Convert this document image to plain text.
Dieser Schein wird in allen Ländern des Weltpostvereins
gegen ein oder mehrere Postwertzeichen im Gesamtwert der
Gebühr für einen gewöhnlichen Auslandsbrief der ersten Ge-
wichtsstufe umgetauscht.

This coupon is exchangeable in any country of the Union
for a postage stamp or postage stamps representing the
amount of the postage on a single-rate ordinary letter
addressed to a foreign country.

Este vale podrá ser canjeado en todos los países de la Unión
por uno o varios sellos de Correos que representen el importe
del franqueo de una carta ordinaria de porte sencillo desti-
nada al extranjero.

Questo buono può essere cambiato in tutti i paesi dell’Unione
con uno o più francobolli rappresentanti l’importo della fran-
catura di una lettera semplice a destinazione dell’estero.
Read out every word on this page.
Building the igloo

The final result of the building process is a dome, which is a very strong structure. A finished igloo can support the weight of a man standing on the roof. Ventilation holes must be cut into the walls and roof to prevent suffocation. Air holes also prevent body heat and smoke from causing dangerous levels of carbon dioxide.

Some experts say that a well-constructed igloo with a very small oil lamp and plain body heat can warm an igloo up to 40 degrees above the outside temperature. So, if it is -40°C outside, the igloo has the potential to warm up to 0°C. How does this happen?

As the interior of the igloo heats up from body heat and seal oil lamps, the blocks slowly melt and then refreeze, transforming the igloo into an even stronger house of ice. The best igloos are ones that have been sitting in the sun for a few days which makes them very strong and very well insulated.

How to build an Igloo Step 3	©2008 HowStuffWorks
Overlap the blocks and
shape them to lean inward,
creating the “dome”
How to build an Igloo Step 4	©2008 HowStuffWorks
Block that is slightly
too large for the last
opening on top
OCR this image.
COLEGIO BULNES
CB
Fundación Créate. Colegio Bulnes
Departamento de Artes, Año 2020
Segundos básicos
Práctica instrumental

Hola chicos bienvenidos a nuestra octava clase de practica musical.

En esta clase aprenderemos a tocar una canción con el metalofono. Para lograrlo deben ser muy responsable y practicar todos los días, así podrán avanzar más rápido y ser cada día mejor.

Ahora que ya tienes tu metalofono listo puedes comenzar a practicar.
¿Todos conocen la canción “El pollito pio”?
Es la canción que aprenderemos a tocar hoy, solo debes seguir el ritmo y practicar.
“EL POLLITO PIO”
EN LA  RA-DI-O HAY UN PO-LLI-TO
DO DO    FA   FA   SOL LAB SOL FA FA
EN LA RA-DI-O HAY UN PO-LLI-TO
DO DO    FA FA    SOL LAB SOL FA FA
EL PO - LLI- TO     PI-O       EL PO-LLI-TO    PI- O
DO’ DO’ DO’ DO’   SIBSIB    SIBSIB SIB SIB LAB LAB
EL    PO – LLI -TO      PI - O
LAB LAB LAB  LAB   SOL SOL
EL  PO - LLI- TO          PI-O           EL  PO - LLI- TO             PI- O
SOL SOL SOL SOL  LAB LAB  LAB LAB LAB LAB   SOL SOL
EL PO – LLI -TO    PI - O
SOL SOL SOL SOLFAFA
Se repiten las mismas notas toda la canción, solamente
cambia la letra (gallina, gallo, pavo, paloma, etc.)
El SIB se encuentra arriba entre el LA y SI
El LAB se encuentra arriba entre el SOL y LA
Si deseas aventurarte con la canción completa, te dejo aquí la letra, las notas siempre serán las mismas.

Aim of the exercise
Exactly reproduce the lines from the one containing "OCR this image." through the end of the records, and only those lines.

Answer to this task
OCR this image.
COLEGIO BULNES
CB
Fundación Créate. Colegio Bulnes
Departamento de Artes, Año 2020
Segundos básicos
Práctica instrumental

Hola chicos bienvenidos a nuestra octava clase de practica musical.

En esta clase aprenderemos a tocar una canción con el metalofono. Para lograrlo deben ser muy responsable y practicar todos los días, así podrán avanzar más rápido y ser cada día mejor.

Ahora que ya tienes tu metalofono listo puedes comenzar a practicar.
¿Todos conocen la canción “El pollito pio”?
Es la canción que aprenderemos a tocar hoy, solo debes seguir el ritmo y practicar.
“EL POLLITO PIO”
EN LA  RA-DI-O HAY UN PO-LLI-TO
DO DO    FA   FA   SOL LAB SOL FA FA
EN LA RA-DI-O HAY UN PO-LLI-TO
DO DO    FA FA    SOL LAB SOL FA FA
EL PO - LLI- TO     PI-O       EL PO-LLI-TO    PI- O
DO’ DO’ DO’ DO’   SIBSIB    SIBSIB SIB SIB LAB LAB
EL    PO – LLI -TO      PI - O
LAB LAB LAB  LAB   SOL SOL
EL  PO - LLI- TO          PI-O           EL  PO - LLI- TO             PI- O
SOL SOL SOL SOL  LAB LAB  LAB LAB LAB LAB   SOL SOL
EL PO – LLI -TO    PI - O
SOL SOL SOL SOLFAFA
Se repiten las mismas notas toda la canción, solamente
cambia la letra (gallina, gallo, pavo, paloma, etc.)
El SIB se encuentra arriba entre el LA y SI
El LAB se encuentra arriba entre el SOL y LA
Si deseas aventurarte con la canción completa, te dejo aquí la letra, las notas siempre serán las mismas.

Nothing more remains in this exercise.